Textauszug –
Herr Hartz, wie geht es Ihnen heute?" Der Angesprochene, der mit seiner dunkelblauen Krawatte mit rosa Streifen und der randlosen Brille so adrett wie ein Sparkassendirektor aussieht, lächelt den Reporter gequält an. Er schweigt. Gleichwohl zeigt sich Peter Hartz an diesem Mittwoch recht mutig: Bereits um 9.45 Uhr, eine Viertelstunde vor Beginn seines Prozesses, betritt er den großen Schwurgerichtssaal im Landgericht Braunschweig und stellt sich bereitwillig dem Blitzlichtgewitter.
Pünktlich eröffnet die Vorsitzende Richterin Gerstin Dreyer die Verhandlung vor der Wirtschaftsstrafkammer. Oberstaatsanwältin Hildegard Wolff erntet jetzt nach mühsamer, eineinhalbjähriger Ermittlungsarbeit zur VW-Affäre um schwarze Kassen, gekaufte Betriebsräte und leichte Mädchen die ersten Früchte. Im Sommer 2005, als der Skandal bei Europas größtem Autohersteller ruchbar wurde, war daran noch nicht zu denken. Damals fürchtete mancher Beobachter, mangels Beweisen werde es nie zu einem Verfahren kommen. Nun verliest Frau Wolff die Anklageschrift und referiert die 44 Punkte, die sie "Doktor Peter Alwin Hartz", dem prominentesten der anfangs 14 Beschuldigten, zur Last legt. Bei jedem Einzeldelikt geht es um Untreue und Begünstigung des Betriebsrates. Der Schaden für Volkswagen summiert sich auf gut 2,6 Millionen Euro.
Die 50 Zuschauer und rund 70 Journalisten werden über eine Besonderheit des Verfahrens informiert. Anklagebehörde, Verteidigung und die drei Richter haben im Vorfeld eine Abmachung getroffen: Im Fall eines glaubhaften Geständnisses ist Hartz eine Strafobergrenze zugesagt worden. Anders ausdrückt: Gibt der Topmanager seine Vergehen zu und legt Reue an den Tag, muss er nicht ins Gefängnis. Die Verhandlung wird unterbrochen, um den beiden Schöffen diese Absprache zwischen den Parteien, die nach einem Urteil des Bundesgerichtshofes gestattet ist, zu erklären.

Aufgeführte Datensätze –
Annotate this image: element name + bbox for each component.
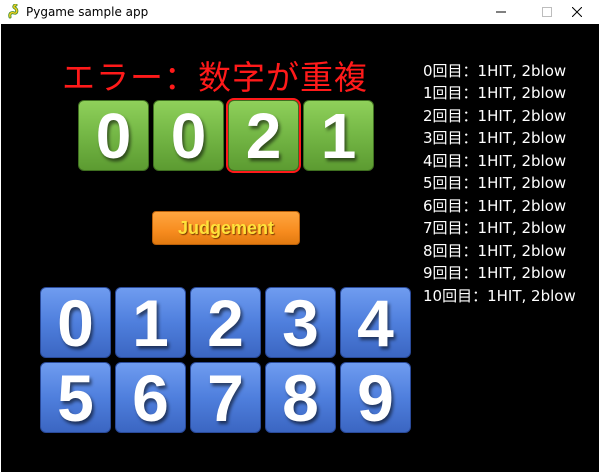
history-item: 10回目：1HIT, 2blow <box>423 287 576 305</box>
keypad-digit-0[interactable]: 0 <box>40 286 111 360</box>
minimize-button[interactable] <box>478 0 524 24</box>
guess-slot-4[interactable]: 1 <box>303 100 374 172</box>
history-item: 9回目：1HIT, 2blow <box>423 264 567 282</box>
keypad-digit-5[interactable]: 5 <box>40 361 111 435</box>
judgement-button[interactable]: Judgement <box>152 211 300 245</box>
history-item: 1回目：1HIT, 2blow <box>423 84 567 102</box>
pygame-snake-icon <box>7 3 21 19</box>
title-bar[interactable]: Pygame sample app <box>0 0 600 24</box>
history-item: 2回目：1HIT, 2blow <box>423 107 567 125</box>
error-message: エラー：数字が重複 <box>62 58 368 97</box>
close-button[interactable] <box>554 0 600 24</box>
guess-slot-3[interactable]: 2 <box>226 98 301 173</box>
app-window: Pygame sample app エラー：数字が重複 0 0 2 1 Judg… <box>0 0 600 473</box>
game-canvas[interactable]: エラー：数字が重複 0 0 2 1 Judgement 0 1 2 3 4 5 … <box>1 24 599 472</box>
keypad-digit-4[interactable]: 4 <box>340 286 411 360</box>
history-item: 4回目：1HIT, 2blow <box>423 152 567 170</box>
history-item: 8回目：1HIT, 2blow <box>423 242 567 260</box>
history-item: 3回目：1HIT, 2blow <box>423 129 567 147</box>
keypad-digit-2[interactable]: 2 <box>190 286 261 360</box>
keypad-digit-7[interactable]: 7 <box>190 361 261 435</box>
window-title: Pygame sample app <box>26 5 149 19</box>
keypad-digit-8[interactable]: 8 <box>265 361 336 435</box>
history-item: 0回目：1HIT, 2blow <box>423 62 567 80</box>
keypad-digit-3[interactable]: 3 <box>265 286 336 360</box>
guess-slot-1[interactable]: 0 <box>78 100 149 172</box>
keypad-digit-9[interactable]: 9 <box>340 361 411 435</box>
keypad-digit-6[interactable]: 6 <box>115 361 186 435</box>
history-item: 6回目：1HIT, 2blow <box>423 197 567 215</box>
keypad-digit-1[interactable]: 1 <box>115 286 186 360</box>
history-item: 5回目：1HIT, 2blow <box>423 174 567 192</box>
guess-slot-2[interactable]: 0 <box>153 100 224 172</box>
history-item: 7回目：1HIT, 2blow <box>423 219 567 237</box>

Aufgabenstellung – Schreiben Sie die Passage des Textauszugs von „Die 50 Zuschauer“ bis „ist, zu erklären.“ wortgetreu ab. Die Datensätze werden für die Bearbeitung nicht benötigt.

Ergebnis –
Die 50 Zuschauer und rund 70 Journalisten werden über eine Besonderheit des Verfahrens informiert. Anklagebehörde, Verteidigung und die drei Richter haben im Vorfeld eine Abmachung getroffen: Im Fall eines glaubhaften Geständnisses ist Hartz eine Strafobergrenze zugesagt worden. Anders ausdrückt: Gibt der Topmanager seine Vergehen zu und legt Reue an den Tag, muss er nicht ins Gefängnis. Die Verhandlung wird unterbrochen, um den beiden Schöffen diese Absprache zwischen den Parteien, die nach einem Urteil des Bundesgerichtshofes gestattet ist, zu erklären.